Oleh M Gunawan Purba
Hari ini, Selasa (22/02/2022), dr Susanti Dewayani SpA dilantik sebagai Wakil Walikota Siantar oleh Gubernur Sumatera Utara Edy Rahmayadi di Medan. Susanti dilantik, sesuai hasil Pilkada Siantar tahun 2020.
Pasca dilantik sebagai Wakil Walikota Siantar, sebagaimana amanah Undang-undang (UU) Nomor 23 Tahun 2014 yang telah diubah dengan UU lainnya, Susanti pun dihunjuk sebagai Pelaksana Tugas (Plt) Walikota Siantar oleh Gubernur Sumatera Utara.
Sebagai Plt Walikota Siantar yang bakal menjadi walikota defenitif nantinya, tentunya Susanti harus memahami permasalahan yang ada di Kota Siantar. Baik permasalahan birokrasi, keluhan masyarakat, narkoba, penegakan hukum, lingkungan dan lainnya.
Kali ini penulis ingin menyajikan permasalahan yang dianggap penulis krusial di Kota Siantar. Utamanya, soal prilaku menyikapi permasalahan yang muncul. Sebab tak jarang permasalahan itu merupakan persoalan klasik yang tidak kunjung tuntas.
Sebut saja persoalan yang dampaknya mengancam kelangsungan generasi muda, seperti persoalan penyalagunaan dan peredaran narkotika maupun obat-obatan terlarang (narkoba).
Kota Siantar merupakan salah satu kota darurat narkoba. Namun tindakan pemerintah dalam menyikapi darurat narkoba, tidaklah maksimal. Selain masih banyak warga yang menjadi korban, program kegiatan anggaran pada APBD untuk mencegah penyalagunaan dan pemberantasan peredaran narkoba, tidak signifikan dirasakan masyarakat.
Sekaitan dengan itu, sejumlah tempat hiburan malam di Kota Siantar, sering menjadi tempat peredaran narkoba. Hanya saja, usaha hiburan malam itu masih saja dibiarkan bebas beroperasi. Padahal telah menjadi sorotan publik
Sejumlah usaha hiburan malam telah berulang kali ditemukan menjadi tempat transaksi maupun tempat mengkonsumsi narkoba. Sehingga sudah sepatutnya dikenakan sanksi pencabutan izin operasi. Misalnya, Studio 21 atau Miles, Koraoke Anda dan lainnya.

Petunjuk dan Ketentuan: Tuliskan ulang bagian artikel tentang Kota Siantar di atas, mulai dari "Oleh M Gunawan" sampai dengan "Gubernur Sumatera Utara.", tanpa mengubah satu karakter pun.

Bahan yang Disediakan:

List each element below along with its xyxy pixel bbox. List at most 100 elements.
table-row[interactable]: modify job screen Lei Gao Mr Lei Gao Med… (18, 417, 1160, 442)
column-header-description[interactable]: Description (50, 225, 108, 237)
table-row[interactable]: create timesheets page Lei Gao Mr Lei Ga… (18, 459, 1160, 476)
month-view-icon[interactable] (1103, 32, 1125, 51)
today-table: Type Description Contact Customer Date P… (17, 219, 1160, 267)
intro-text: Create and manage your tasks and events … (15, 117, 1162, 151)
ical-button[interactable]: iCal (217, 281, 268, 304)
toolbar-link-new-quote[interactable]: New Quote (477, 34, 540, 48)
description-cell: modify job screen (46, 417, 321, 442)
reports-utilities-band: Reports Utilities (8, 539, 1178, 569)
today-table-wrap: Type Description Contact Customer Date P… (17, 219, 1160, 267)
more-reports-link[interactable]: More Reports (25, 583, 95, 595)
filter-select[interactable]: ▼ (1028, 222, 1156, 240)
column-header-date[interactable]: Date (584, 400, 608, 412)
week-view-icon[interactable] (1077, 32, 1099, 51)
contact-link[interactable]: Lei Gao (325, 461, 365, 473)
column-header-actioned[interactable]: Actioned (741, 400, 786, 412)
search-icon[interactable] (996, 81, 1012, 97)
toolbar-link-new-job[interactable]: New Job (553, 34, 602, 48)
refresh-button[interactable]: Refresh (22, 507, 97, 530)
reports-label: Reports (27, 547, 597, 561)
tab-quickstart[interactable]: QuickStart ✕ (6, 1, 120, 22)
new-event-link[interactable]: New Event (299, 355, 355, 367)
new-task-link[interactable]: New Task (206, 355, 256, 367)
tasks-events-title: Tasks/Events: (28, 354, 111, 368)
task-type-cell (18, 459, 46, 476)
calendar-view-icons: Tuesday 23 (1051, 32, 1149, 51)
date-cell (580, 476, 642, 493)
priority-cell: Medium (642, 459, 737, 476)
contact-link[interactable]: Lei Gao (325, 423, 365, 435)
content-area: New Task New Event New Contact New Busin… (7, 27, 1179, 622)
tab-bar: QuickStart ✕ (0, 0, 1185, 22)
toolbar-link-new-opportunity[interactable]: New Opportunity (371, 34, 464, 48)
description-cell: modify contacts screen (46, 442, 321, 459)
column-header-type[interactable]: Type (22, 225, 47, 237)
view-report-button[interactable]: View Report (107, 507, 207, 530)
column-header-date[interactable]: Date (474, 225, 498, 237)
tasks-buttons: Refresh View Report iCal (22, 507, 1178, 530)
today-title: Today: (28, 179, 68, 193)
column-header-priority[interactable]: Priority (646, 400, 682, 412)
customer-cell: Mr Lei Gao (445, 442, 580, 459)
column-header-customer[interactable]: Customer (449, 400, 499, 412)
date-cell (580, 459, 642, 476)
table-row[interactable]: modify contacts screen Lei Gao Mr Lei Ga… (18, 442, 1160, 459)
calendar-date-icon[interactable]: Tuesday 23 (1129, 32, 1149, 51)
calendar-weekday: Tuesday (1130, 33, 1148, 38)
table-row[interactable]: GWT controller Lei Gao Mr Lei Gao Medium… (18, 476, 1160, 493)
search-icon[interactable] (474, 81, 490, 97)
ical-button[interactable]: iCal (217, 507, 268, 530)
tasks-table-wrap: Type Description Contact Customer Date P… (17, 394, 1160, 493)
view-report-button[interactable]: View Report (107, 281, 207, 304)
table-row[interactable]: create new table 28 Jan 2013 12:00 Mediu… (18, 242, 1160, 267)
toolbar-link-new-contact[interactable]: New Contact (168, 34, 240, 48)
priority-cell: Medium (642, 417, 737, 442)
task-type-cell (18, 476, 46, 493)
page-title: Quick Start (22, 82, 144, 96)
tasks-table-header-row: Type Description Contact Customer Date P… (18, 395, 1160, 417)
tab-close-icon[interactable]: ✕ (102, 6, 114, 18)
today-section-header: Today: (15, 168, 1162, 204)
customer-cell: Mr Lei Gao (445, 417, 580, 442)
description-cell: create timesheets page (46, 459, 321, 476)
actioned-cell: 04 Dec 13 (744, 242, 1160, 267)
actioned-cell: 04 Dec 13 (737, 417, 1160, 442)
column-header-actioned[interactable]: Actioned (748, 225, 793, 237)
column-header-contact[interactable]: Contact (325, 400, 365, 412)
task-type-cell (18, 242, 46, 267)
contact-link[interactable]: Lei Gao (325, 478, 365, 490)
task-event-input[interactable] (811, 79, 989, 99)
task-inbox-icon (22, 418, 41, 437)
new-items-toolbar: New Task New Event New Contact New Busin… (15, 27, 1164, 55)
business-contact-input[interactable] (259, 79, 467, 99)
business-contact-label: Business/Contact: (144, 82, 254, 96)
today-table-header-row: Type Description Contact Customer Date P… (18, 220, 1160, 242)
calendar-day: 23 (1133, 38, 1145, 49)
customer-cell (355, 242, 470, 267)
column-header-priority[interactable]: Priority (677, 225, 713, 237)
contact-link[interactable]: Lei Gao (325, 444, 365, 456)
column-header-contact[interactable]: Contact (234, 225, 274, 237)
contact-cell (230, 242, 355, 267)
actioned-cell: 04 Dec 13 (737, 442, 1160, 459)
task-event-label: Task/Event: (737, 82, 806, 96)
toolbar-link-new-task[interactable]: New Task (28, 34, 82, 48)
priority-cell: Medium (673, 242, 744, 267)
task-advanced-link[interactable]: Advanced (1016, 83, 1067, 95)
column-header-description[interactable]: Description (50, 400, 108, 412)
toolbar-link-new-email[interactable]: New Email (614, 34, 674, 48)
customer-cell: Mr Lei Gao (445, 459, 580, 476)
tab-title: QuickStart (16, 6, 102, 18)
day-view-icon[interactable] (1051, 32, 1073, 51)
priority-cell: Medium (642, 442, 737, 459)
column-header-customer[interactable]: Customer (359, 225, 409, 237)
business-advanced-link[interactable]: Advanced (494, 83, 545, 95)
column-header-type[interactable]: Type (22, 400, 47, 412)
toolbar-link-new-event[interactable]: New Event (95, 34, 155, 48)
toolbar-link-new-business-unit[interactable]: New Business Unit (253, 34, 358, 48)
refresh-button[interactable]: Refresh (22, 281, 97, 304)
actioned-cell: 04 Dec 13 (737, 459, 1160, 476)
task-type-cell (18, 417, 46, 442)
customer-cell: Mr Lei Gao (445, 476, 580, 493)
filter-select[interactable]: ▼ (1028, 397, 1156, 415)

Jawaban Latihan:
Oleh M Gunawan Purba
Hari ini, Selasa (22/02/2022), dr Susanti Dewayani SpA dilantik sebagai Wakil Walikota Siantar oleh Gubernur Sumatera Utara Edy Rahmayadi di Medan. Susanti dilantik, sesuai hasil Pilkada Siantar tahun 2020.
Pasca dilantik sebagai Wakil Walikota Siantar, sebagaimana amanah Undang-undang (UU) Nomor 23 Tahun 2014 yang telah diubah dengan UU lainnya, Susanti pun dihunjuk sebagai Pelaksana Tugas (Plt) Walikota Siantar oleh Gubernur Sumatera Utara.